Set problem
Copy out the listing that follows exactly, dropping every picture.

Recorded data
--

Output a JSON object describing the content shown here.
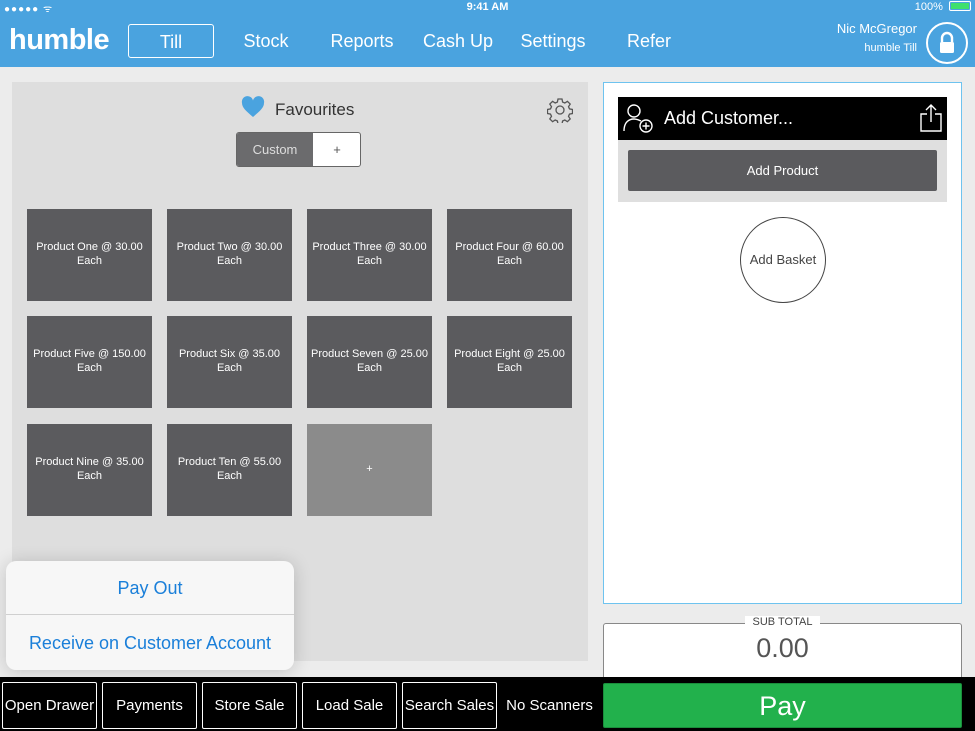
{
  "status_bar": {
    "signal": "●●●●● ᯤ",
    "time": "9:41 AM",
    "battery": "100%"
  },
  "header": {
    "logo": "humble",
    "nav": [
      "Till",
      "Stock",
      "Reports",
      "Cash Up",
      "Settings",
      "Refer"
    ],
    "active_nav": "Till",
    "user_name": "Nic McGregor",
    "user_device": "humble Till"
  },
  "favourites": {
    "title": "Favourites",
    "segment_custom": "Custom",
    "segment_add": "+",
    "products": [
      "Product One @ 30.00 Each",
      "Product Two @ 30.00 Each",
      "Product Three @ 30.00 Each",
      "Product Four @ 60.00 Each",
      "Product Five @ 150.00 Each",
      "Product Six @ 35.00 Each",
      "Product Seven @ 25.00 Each",
      "Product Eight @ 25.00 Each",
      "Product Nine @ 35.00 Each",
      "Product Ten @ 55.00 Each"
    ],
    "add_tile": "+"
  },
  "basket": {
    "add_customer": "Add Customer...",
    "add_product": "Add Product",
    "add_basket": "Add Basket",
    "subtotal_label": "SUB TOTAL",
    "subtotal_value": "0.00"
  },
  "bottom_bar": {
    "open_drawer": "Open Drawer",
    "payments": "Payments",
    "store_sale": "Store Sale",
    "load_sale": "Load Sale",
    "search_sales": "Search Sales",
    "no_scanners": "No Scanners",
    "pay": "Pay"
  },
  "popover": {
    "pay_out": "Pay Out",
    "receive_on_account": "Receive on Customer Account"
  },
  "colors": {
    "header": "#4aa3df",
    "tile": "#5b5b5e",
    "pay": "#22b14c",
    "popover_text": "#1a7fd9",
    "heart": "#4aa3df"
  },
  "icons": [
    "wifi-icon",
    "battery-icon",
    "lock-icon",
    "heart-icon",
    "gear-icon",
    "add-customer-icon",
    "share-icon"
  ]
}
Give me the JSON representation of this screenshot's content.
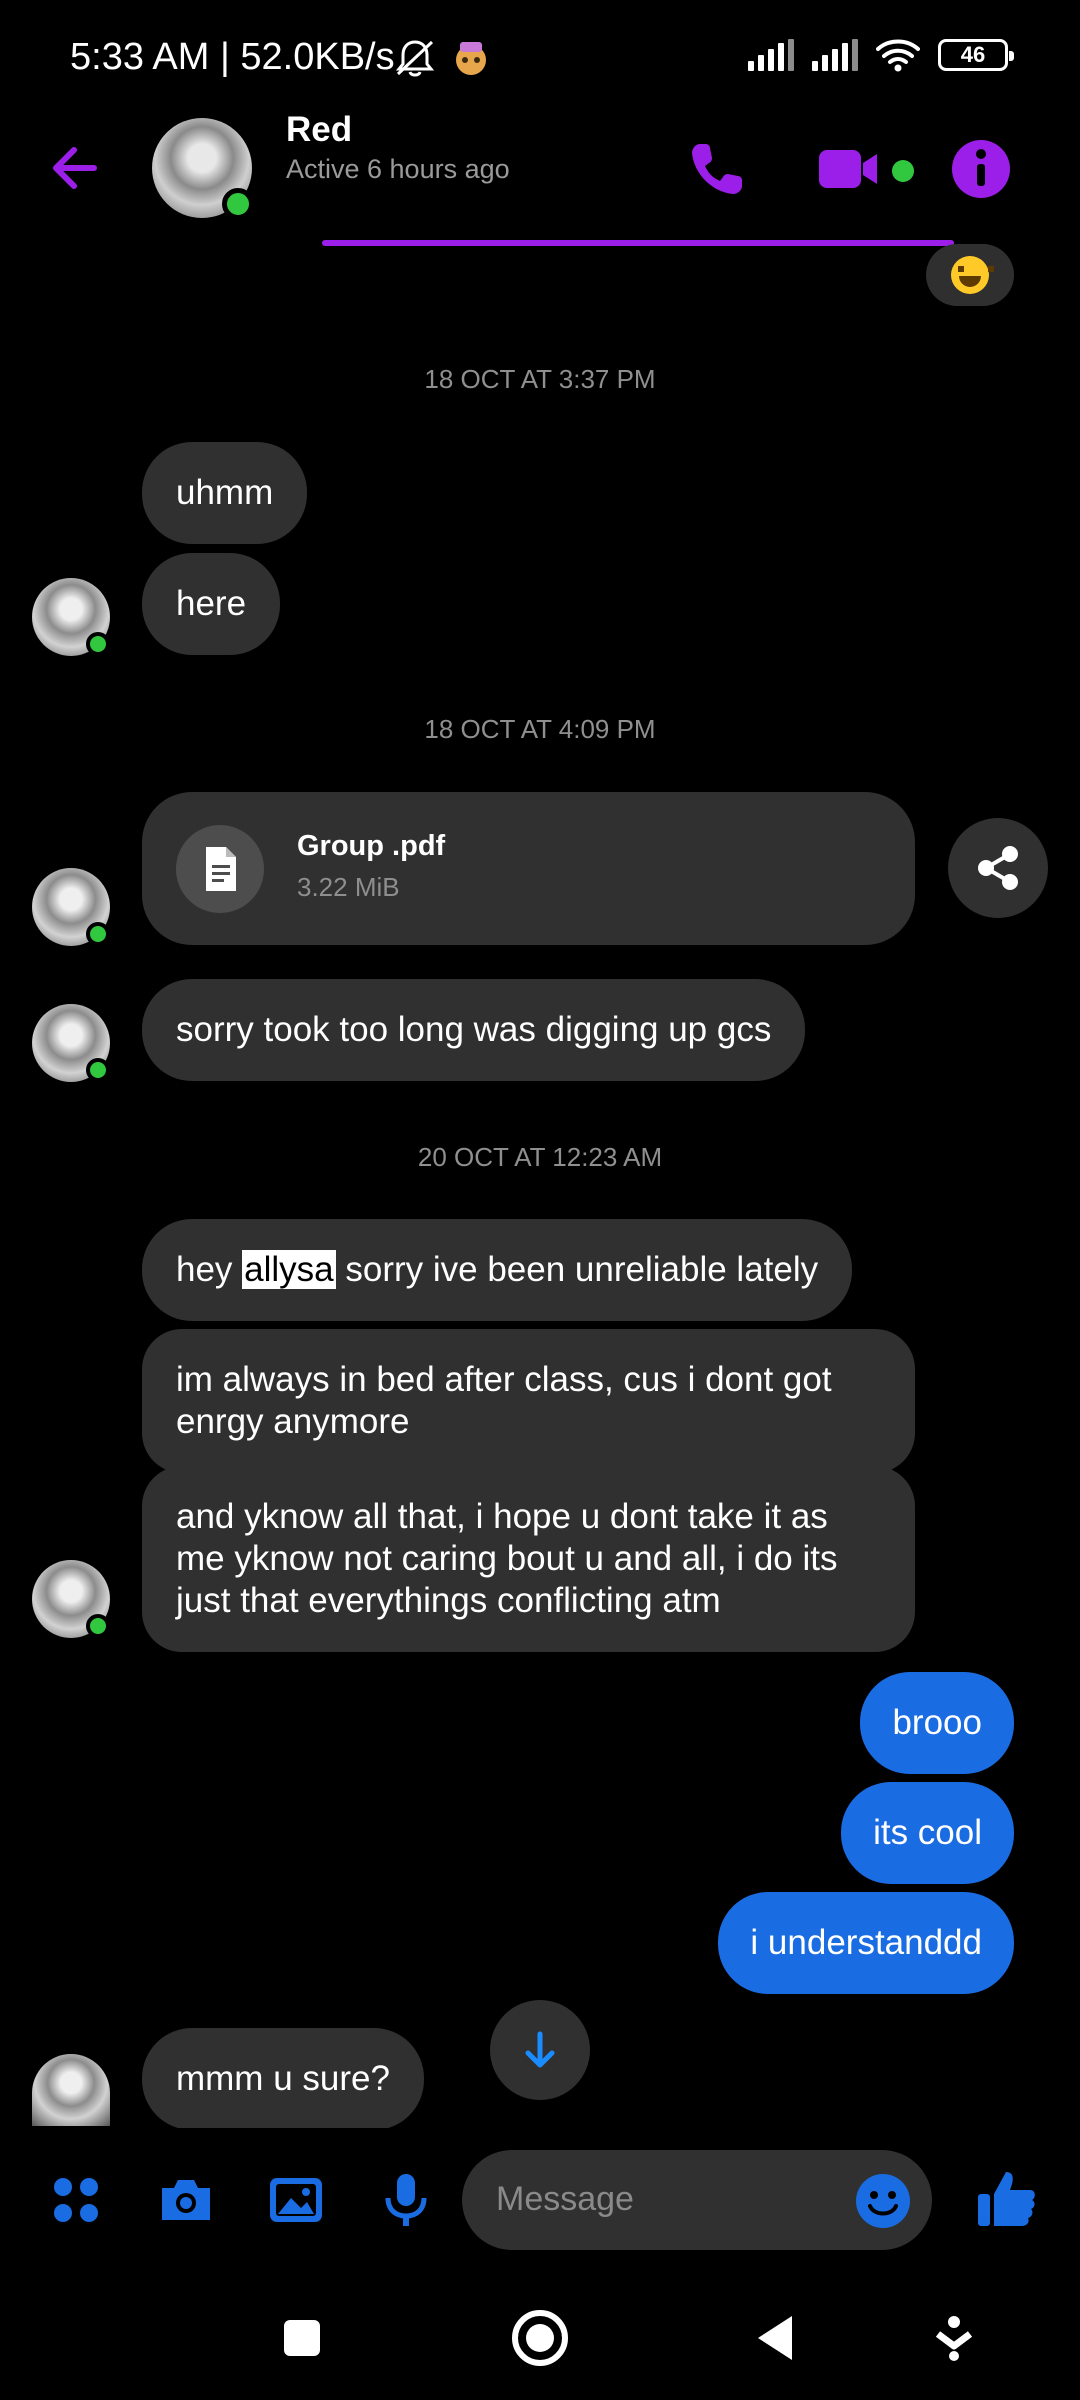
{
  "status_bar": {
    "time_and_speed": "5:33 AM | 52.0KB/s",
    "battery": "46"
  },
  "header": {
    "contact_name": "Red",
    "contact_status": "Active 6 hours ago"
  },
  "messages": {
    "ts1": "18 OCT AT 3:37 PM",
    "m1": "uhmm",
    "m2": "here",
    "ts2": "18 OCT AT 4:09 PM",
    "file": {
      "name": "Group .pdf",
      "size": "3.22 MiB"
    },
    "m3": "sorry took too long was digging up gcs",
    "ts3": "20 OCT AT 12:23 AM",
    "m4_pre": "hey ",
    "m4_highlight": "allysa",
    "m4_post": " sorry ive been unreliable lately",
    "m5": "im always in bed after class, cus i dont got enrgy anymore",
    "m6": "and yknow all that, i hope u dont take it as me yknow not caring bout u and all, i do its just that everythings conflicting atm",
    "mine1": "brooo",
    "mine2": "its cool",
    "mine3": "i understanddd",
    "m7": "mmm u sure?"
  },
  "composer": {
    "placeholder": "Message"
  },
  "colors": {
    "accent_purple": "#9b1fe8",
    "messenger_blue": "#1a6ce3",
    "online_green": "#31c73e",
    "bubble_gray": "#303030"
  }
}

--

Answer
Output a JSON object describing the content shown here.
{
  "status_bar": {
    "signal": "●●●●● ᯤ",
    "time": "9:41 AM",
    "battery": "100%"
  },
  "header": {
    "logo": "humble",
    "nav": [
      "Till",
      "Stock",
      "Reports",
      "Cash Up",
      "Settings",
      "Refer"
    ],
    "active_nav": "Till",
    "user_name": "Nic McGregor",
    "user_device": "humble Till"
  },
  "favourites": {
    "title": "Favourites",
    "segment_custom": "Custom",
    "segment_add": "+",
    "products": [
      "Product One @ 30.00 Each",
      "Product Two @ 30.00 Each",
      "Product Three @ 30.00 Each",
      "Product Four @ 60.00 Each",
      "Product Five @ 150.00 Each",
      "Product Six @ 35.00 Each",
      "Product Seven @ 25.00 Each",
      "Product Eight @ 25.00 Each",
      "Product Nine @ 35.00 Each",
      "Product Ten @ 55.00 Each"
    ],
    "add_tile": "+"
  },
  "basket": {
    "add_customer": "Add Customer...",
    "add_product": "Add Product",
    "add_basket": "Add Basket",
    "subtotal_label": "SUB TOTAL",
    "subtotal_value": "0.00"
  },
  "bottom_bar": {
    "open_drawer": "Open Drawer",
    "payments": "Payments",
    "store_sale": "Store Sale",
    "load_sale": "Load Sale",
    "search_sales": "Search Sales",
    "no_scanners": "No Scanners",
    "pay": "Pay"
  },
  "popover": {
    "pay_out": "Pay Out",
    "receive_on_account": "Receive on Customer Account"
  },
  "colors": {
    "header": "#4aa3df",
    "tile": "#5b5b5e",
    "pay": "#22b14c",
    "popover_text": "#1a7fd9",
    "heart": "#4aa3df"
  },
  "icons": [
    "wifi-icon",
    "battery-icon",
    "lock-icon",
    "heart-icon",
    "gear-icon",
    "add-customer-icon",
    "share-icon"
  ]
}
Give me the JSON representation of this screenshot's content.
{
  "status_bar": {
    "time_and_speed": "5:33 AM | 52.0KB/s",
    "battery": "46"
  },
  "header": {
    "contact_name": "Red",
    "contact_status": "Active 6 hours ago"
  },
  "messages": {
    "ts1": "18 OCT AT 3:37 PM",
    "m1": "uhmm",
    "m2": "here",
    "ts2": "18 OCT AT 4:09 PM",
    "file": {
      "name": "Group .pdf",
      "size": "3.22 MiB"
    },
    "m3": "sorry took too long was digging up gcs",
    "ts3": "20 OCT AT 12:23 AM",
    "m4_pre": "hey ",
    "m4_highlight": "allysa",
    "m4_post": " sorry ive been unreliable lately",
    "m5": "im always in bed after class, cus i dont got enrgy anymore",
    "m6": "and yknow all that, i hope u dont take it as me yknow not caring bout u and all, i do its just that everythings conflicting atm",
    "mine1": "brooo",
    "mine2": "its cool",
    "mine3": "i understanddd",
    "m7": "mmm u sure?"
  },
  "composer": {
    "placeholder": "Message"
  },
  "colors": {
    "accent_purple": "#9b1fe8",
    "messenger_blue": "#1a6ce3",
    "online_green": "#31c73e",
    "bubble_gray": "#303030"
  }
}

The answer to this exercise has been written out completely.